## PROBLEM TO WORK ON:
Type every record exactly as it appears.

## RECORDS SUPPLIED:
=====
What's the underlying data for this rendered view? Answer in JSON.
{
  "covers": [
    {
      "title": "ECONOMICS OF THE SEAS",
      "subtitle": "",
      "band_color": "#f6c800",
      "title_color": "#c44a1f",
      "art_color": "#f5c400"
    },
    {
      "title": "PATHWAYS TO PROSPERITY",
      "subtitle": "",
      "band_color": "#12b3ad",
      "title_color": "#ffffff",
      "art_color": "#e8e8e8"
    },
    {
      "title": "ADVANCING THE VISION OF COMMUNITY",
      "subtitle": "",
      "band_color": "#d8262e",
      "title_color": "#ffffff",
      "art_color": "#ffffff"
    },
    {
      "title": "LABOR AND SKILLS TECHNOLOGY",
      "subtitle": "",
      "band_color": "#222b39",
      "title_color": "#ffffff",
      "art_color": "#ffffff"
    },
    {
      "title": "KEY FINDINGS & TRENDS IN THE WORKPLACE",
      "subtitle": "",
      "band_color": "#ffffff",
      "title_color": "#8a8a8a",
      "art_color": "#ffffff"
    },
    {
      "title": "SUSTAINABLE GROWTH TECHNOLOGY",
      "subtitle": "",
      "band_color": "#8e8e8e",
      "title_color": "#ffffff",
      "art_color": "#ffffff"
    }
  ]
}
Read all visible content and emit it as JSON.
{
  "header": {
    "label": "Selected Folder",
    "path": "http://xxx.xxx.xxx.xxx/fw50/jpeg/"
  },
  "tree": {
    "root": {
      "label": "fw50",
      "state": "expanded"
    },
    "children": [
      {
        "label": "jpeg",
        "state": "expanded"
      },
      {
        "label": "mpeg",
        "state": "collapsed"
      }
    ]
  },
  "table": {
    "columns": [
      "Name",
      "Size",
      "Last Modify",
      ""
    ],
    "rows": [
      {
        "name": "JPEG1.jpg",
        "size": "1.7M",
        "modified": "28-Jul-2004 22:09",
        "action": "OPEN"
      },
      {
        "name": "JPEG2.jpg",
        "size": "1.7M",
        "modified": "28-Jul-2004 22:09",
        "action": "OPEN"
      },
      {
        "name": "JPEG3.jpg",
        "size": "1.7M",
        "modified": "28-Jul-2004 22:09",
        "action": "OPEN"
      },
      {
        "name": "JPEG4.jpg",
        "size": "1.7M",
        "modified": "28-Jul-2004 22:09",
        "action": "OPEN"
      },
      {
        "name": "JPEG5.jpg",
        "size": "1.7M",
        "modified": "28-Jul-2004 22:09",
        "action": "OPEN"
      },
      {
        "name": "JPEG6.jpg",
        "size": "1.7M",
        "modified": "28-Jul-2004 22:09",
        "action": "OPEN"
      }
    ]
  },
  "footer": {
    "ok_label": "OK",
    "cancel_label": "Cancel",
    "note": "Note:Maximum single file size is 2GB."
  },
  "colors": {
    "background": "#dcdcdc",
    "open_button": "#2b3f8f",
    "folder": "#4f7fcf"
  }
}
=====
## WRITTEN ANSWER:
What's the underlying data for this rendered view? Answer in JSON.
{
  "covers": [
    {
      "title": "ECONOMICS OF THE SEAS",
      "subtitle": "",
      "band_color": "#f6c800",
      "title_color": "#c44a1f",
      "art_color": "#f5c400"
    },
    {
      "title": "PATHWAYS TO PROSPERITY",
      "subtitle": "",
      "band_color": "#12b3ad",
      "title_color": "#ffffff",
      "art_color": "#e8e8e8"
    },
    {
      "title": "ADVANCING THE VISION OF COMMUNITY",
      "subtitle": "",
      "band_color": "#d8262e",
      "title_color": "#ffffff",
      "art_color": "#ffffff"
    },
    {
      "title": "LABOR AND SKILLS TECHNOLOGY",
      "subtitle": "",
      "band_color": "#222b39",
      "title_color": "#ffffff",
      "art_color": "#ffffff"
    },
    {
      "title": "KEY FINDINGS & TRENDS IN THE WORKPLACE",
      "subtitle": "",
      "band_color": "#ffffff",
      "title_color": "#8a8a8a",
      "art_color": "#ffffff"
    },
    {
      "title": "SUSTAINABLE GROWTH TECHNOLOGY",
      "subtitle": "",
      "band_color": "#8e8e8e",
      "title_color": "#ffffff",
      "art_color": "#ffffff"
    }
  ]
}
Read all visible content and emit it as JSON.
{
  "header": {
    "label": "Selected Folder",
    "path": "http://xxx.xxx.xxx.xxx/fw50/jpeg/"
  },
  "tree": {
    "root": {
      "label": "fw50",
      "state": "expanded"
    },
    "children": [
      {
        "label": "jpeg",
        "state": "expanded"
      },
      {
        "label": "mpeg",
        "state": "collapsed"
      }
    ]
  },
  "table": {
    "columns": [
      "Name",
      "Size",
      "Last Modify",
      ""
    ],
    "rows": [
      {
        "name": "JPEG1.jpg",
        "size": "1.7M",
        "modified": "28-Jul-2004 22:09",
        "action": "OPEN"
      },
      {
        "name": "JPEG2.jpg",
        "size": "1.7M",
        "modified": "28-Jul-2004 22:09",
        "action": "OPEN"
      },
      {
        "name": "JPEG3.jpg",
        "size": "1.7M",
        "modified": "28-Jul-2004 22:09",
        "action": "OPEN"
      },
      {
        "name": "JPEG4.jpg",
        "size": "1.7M",
        "modified": "28-Jul-2004 22:09",
        "action": "OPEN"
      },
      {
        "name": "JPEG5.jpg",
        "size": "1.7M",
        "modified": "28-Jul-2004 22:09",
        "action": "OPEN"
      },
      {
        "name": "JPEG6.jpg",
        "size": "1.7M",
        "modified": "28-Jul-2004 22:09",
        "action": "OPEN"
      }
    ]
  },
  "footer": {
    "ok_label": "OK",
    "cancel_label": "Cancel",
    "note": "Note:Maximum single file size is 2GB."
  },
  "colors": {
    "background": "#dcdcdc",
    "open_button": "#2b3f8f",
    "folder": "#4f7fcf"
  }
}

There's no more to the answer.